* start *

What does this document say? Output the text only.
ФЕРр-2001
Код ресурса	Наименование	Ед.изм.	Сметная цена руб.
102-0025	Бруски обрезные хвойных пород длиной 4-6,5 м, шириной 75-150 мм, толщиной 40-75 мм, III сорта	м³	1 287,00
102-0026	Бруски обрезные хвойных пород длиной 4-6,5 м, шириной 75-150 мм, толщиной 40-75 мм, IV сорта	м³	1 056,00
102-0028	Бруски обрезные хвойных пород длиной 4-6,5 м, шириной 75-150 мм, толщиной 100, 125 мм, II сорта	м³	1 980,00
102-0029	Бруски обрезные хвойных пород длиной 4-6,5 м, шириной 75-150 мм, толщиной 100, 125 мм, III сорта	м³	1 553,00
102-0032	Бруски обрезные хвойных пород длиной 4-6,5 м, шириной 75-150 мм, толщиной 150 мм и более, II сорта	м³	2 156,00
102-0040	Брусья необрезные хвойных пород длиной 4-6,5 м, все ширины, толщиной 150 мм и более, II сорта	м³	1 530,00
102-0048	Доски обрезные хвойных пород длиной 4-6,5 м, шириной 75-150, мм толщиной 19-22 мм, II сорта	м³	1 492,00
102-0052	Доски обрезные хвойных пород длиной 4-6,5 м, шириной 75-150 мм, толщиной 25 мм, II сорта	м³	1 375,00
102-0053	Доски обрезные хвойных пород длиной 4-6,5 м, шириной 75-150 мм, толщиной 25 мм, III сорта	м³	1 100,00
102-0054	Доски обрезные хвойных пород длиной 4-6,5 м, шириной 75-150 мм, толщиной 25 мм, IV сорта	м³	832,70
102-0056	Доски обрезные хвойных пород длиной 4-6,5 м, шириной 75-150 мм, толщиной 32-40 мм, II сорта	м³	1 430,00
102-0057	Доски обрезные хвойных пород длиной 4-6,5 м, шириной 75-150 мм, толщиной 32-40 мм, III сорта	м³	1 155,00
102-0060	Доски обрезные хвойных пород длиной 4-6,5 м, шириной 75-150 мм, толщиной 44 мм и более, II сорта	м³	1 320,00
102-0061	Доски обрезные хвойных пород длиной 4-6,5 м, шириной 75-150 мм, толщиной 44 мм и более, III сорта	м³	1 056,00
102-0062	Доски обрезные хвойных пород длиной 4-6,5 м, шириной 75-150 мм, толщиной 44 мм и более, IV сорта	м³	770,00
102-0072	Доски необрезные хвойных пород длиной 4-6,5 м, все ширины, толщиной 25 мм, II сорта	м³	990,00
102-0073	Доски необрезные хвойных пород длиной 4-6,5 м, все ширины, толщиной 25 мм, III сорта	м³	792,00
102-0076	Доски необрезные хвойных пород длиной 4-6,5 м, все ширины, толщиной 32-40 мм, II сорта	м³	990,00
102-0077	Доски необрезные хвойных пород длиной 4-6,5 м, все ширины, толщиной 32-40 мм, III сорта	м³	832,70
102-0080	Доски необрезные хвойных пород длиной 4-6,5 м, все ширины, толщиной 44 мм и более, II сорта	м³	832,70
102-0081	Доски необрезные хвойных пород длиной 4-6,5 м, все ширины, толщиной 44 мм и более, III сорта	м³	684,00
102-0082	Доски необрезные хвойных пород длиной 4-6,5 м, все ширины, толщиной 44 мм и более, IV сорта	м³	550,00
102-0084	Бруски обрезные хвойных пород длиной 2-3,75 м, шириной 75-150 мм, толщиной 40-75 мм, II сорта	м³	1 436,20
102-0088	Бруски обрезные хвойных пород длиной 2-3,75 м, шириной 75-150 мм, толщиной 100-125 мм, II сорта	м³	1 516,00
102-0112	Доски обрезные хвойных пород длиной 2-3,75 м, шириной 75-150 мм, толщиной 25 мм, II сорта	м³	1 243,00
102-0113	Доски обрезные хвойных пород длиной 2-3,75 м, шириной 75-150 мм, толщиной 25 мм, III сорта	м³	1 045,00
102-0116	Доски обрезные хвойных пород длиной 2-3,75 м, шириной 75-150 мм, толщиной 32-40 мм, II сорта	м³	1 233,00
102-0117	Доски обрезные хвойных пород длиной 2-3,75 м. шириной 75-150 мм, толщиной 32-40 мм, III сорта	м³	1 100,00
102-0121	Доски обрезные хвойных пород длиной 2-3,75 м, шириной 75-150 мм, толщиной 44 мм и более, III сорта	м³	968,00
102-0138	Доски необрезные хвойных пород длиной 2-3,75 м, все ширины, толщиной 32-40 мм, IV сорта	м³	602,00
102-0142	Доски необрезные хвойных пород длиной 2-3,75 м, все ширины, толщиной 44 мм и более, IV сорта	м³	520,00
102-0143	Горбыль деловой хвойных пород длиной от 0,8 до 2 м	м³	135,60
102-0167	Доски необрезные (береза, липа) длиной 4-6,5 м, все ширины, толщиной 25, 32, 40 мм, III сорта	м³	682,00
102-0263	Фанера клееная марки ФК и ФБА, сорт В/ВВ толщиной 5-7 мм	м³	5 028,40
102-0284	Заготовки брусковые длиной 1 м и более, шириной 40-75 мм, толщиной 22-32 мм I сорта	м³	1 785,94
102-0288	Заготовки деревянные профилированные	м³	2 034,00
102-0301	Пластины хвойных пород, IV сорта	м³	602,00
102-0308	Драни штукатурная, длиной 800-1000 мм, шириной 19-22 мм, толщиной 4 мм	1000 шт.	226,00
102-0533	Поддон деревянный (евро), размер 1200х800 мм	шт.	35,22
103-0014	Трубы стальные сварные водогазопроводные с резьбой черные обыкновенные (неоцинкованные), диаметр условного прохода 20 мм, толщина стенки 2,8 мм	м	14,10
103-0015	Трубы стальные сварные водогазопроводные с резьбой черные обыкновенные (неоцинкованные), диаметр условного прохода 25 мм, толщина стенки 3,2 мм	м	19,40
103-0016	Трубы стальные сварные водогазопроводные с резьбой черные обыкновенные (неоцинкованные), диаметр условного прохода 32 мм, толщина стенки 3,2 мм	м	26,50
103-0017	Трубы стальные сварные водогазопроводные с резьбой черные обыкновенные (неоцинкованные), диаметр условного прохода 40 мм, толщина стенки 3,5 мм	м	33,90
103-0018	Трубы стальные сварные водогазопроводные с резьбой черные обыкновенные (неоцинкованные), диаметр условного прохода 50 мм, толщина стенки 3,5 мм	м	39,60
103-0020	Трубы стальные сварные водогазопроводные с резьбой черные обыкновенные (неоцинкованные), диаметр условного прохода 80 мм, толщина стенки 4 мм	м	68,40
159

* end *

## Aim
Determine the number of lines in the listing that hold the word "Бруски", and supply that number and nothing further.

## Response to the task
7